# Exercise goal
Sift the listing for lines that hold the string "jiwon" and pull them out.

# Given data
** start **

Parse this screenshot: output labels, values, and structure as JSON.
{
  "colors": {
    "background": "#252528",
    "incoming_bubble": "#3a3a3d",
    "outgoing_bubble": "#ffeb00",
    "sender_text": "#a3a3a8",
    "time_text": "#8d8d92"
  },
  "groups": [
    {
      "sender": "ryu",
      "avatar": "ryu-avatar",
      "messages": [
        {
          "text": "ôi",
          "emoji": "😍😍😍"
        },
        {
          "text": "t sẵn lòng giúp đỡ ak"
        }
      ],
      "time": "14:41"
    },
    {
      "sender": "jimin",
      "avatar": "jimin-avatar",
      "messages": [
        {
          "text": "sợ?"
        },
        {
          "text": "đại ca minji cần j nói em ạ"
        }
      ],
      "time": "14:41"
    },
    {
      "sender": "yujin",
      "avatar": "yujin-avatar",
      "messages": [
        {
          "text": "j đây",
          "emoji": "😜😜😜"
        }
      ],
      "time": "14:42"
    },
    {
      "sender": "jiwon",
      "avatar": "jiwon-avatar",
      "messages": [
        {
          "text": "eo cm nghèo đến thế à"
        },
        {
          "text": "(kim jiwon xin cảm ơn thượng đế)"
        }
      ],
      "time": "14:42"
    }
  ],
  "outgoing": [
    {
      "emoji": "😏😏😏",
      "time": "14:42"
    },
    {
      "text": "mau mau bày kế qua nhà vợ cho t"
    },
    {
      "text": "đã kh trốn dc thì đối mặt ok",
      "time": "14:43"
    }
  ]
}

** end **
** start **

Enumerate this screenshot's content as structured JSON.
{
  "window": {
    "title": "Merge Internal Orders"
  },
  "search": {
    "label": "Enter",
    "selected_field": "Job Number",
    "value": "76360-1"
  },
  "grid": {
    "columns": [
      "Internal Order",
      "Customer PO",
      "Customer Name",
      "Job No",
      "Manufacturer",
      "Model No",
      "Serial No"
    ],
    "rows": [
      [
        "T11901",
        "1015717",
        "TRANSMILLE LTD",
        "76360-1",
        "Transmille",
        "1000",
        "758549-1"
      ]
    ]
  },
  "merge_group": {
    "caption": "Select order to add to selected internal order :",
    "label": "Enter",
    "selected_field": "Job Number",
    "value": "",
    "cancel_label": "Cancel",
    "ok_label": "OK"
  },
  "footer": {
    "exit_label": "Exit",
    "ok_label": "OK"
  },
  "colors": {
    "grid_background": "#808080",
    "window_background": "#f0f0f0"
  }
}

** end **

# The result
      "sender": "jiwon",
      "avatar": "jiwon-avatar",
          "text": "(kim jiwon xin cảm ơn thượng đế)"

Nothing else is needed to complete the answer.